▶ **What is expected**
Repeat what the lines below say, word for word, and skip every image.

▶ **Available data**
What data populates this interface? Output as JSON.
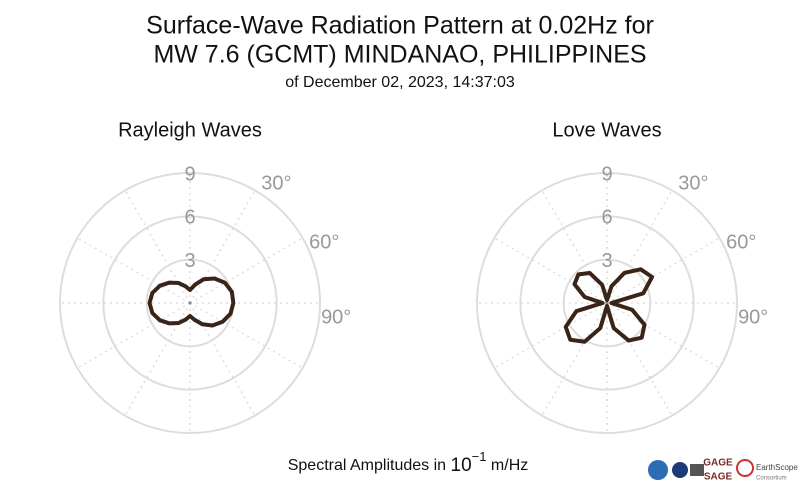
{
  "page": {
    "title_lines": [
      "Surface-Wave Radiation Pattern at 0.02Hz for",
      "MW 7.6 (GCMT) MINDANAO, PHILIPPINES"
    ],
    "subtitle": "of December 02, 2023, 14:37:03",
    "footnote": {
      "text": "Spectral Amplitudes in",
      "base": "10",
      "exponent": "−1",
      "unit": "m/Hz"
    },
    "logos": {
      "gage": "GAGE",
      "sage": "SAGE",
      "earthscope": "EarthScope",
      "consortium": "Consortium"
    }
  },
  "chart_data": [
    {
      "type": "polar",
      "title": "Rayleigh Waves",
      "color": "#3a2418",
      "theta": [
        0,
        15,
        30,
        45,
        60,
        75,
        90,
        105,
        120,
        135,
        150,
        165,
        180,
        195,
        210,
        225,
        240,
        255,
        270,
        285,
        300,
        315,
        330,
        345
      ],
      "r": [
        0.9,
        1.3,
        1.9,
        2.4,
        2.8,
        3.0,
        3.0,
        2.9,
        2.6,
        2.2,
        1.7,
        1.2,
        0.9,
        1.2,
        1.6,
        2.0,
        2.4,
        2.7,
        2.8,
        2.7,
        2.4,
        2.0,
        1.6,
        1.2
      ],
      "rlim": [
        0,
        9
      ],
      "rticks": [
        3,
        6,
        9
      ],
      "theta_grid": [
        0,
        30,
        60,
        90,
        120,
        150,
        180,
        210,
        240,
        270,
        300,
        330
      ],
      "thetaticks": [
        {
          "value": 30,
          "label": "30°"
        },
        {
          "value": 60,
          "label": "60°"
        },
        {
          "value": 90,
          "label": "90°"
        }
      ]
    },
    {
      "type": "polar",
      "title": "Love Waves",
      "color": "#3a2418",
      "theta": [
        0,
        15,
        30,
        45,
        60,
        75,
        90,
        105,
        120,
        135,
        150,
        165,
        180,
        195,
        210,
        225,
        240,
        255,
        270,
        285,
        300,
        315,
        330,
        345
      ],
      "r": [
        0.2,
        1.2,
        2.4,
        3.3,
        3.6,
        2.6,
        0.3,
        1.8,
        3.0,
        3.4,
        3.0,
        1.8,
        0.2,
        1.8,
        3.1,
        3.6,
        3.3,
        2.2,
        0.3,
        1.6,
        2.6,
        2.8,
        2.4,
        1.3
      ],
      "rlim": [
        0,
        9
      ],
      "rticks": [
        3,
        6,
        9
      ],
      "theta_grid": [
        0,
        30,
        60,
        90,
        120,
        150,
        180,
        210,
        240,
        270,
        300,
        330
      ],
      "thetaticks": [
        {
          "value": 30,
          "label": "30°"
        },
        {
          "value": 60,
          "label": "60°"
        },
        {
          "value": 90,
          "label": "90°"
        }
      ]
    }
  ]
}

▶ **Task output**
What data populates this interface? Output as JSON.
{
  "page": {
    "title_lines": [
      "Surface-Wave Radiation Pattern at 0.02Hz for",
      "MW 7.6 (GCMT) MINDANAO, PHILIPPINES"
    ],
    "subtitle": "of December 02, 2023, 14:37:03",
    "footnote": {
      "text": "Spectral Amplitudes in",
      "base": "10",
      "exponent": "−1",
      "unit": "m/Hz"
    },
    "logos": {
      "gage": "GAGE",
      "sage": "SAGE",
      "earthscope": "EarthScope",
      "consortium": "Consortium"
    }
  },
  "chart_data": [
    {
      "type": "polar",
      "title": "Rayleigh Waves",
      "color": "#3a2418",
      "theta": [
        0,
        15,
        30,
        45,
        60,
        75,
        90,
        105,
        120,
        135,
        150,
        165,
        180,
        195,
        210,
        225,
        240,
        255,
        270,
        285,
        300,
        315,
        330,
        345
      ],
      "r": [
        0.9,
        1.3,
        1.9,
        2.4,
        2.8,
        3.0,
        3.0,
        2.9,
        2.6,
        2.2,
        1.7,
        1.2,
        0.9,
        1.2,
        1.6,
        2.0,
        2.4,
        2.7,
        2.8,
        2.7,
        2.4,
        2.0,
        1.6,
        1.2
      ],
      "rlim": [
        0,
        9
      ],
      "rticks": [
        3,
        6,
        9
      ],
      "theta_grid": [
        0,
        30,
        60,
        90,
        120,
        150,
        180,
        210,
        240,
        270,
        300,
        330
      ],
      "thetaticks": [
        {
          "value": 30,
          "label": "30°"
        },
        {
          "value": 60,
          "label": "60°"
        },
        {
          "value": 90,
          "label": "90°"
        }
      ]
    },
    {
      "type": "polar",
      "title": "Love Waves",
      "color": "#3a2418",
      "theta": [
        0,
        15,
        30,
        45,
        60,
        75,
        90,
        105,
        120,
        135,
        150,
        165,
        180,
        195,
        210,
        225,
        240,
        255,
        270,
        285,
        300,
        315,
        330,
        345
      ],
      "r": [
        0.2,
        1.2,
        2.4,
        3.3,
        3.6,
        2.6,
        0.3,
        1.8,
        3.0,
        3.4,
        3.0,
        1.8,
        0.2,
        1.8,
        3.1,
        3.6,
        3.3,
        2.2,
        0.3,
        1.6,
        2.6,
        2.8,
        2.4,
        1.3
      ],
      "rlim": [
        0,
        9
      ],
      "rticks": [
        3,
        6,
        9
      ],
      "theta_grid": [
        0,
        30,
        60,
        90,
        120,
        150,
        180,
        210,
        240,
        270,
        300,
        330
      ],
      "thetaticks": [
        {
          "value": 30,
          "label": "30°"
        },
        {
          "value": 60,
          "label": "60°"
        },
        {
          "value": 90,
          "label": "90°"
        }
      ]
    }
  ]
}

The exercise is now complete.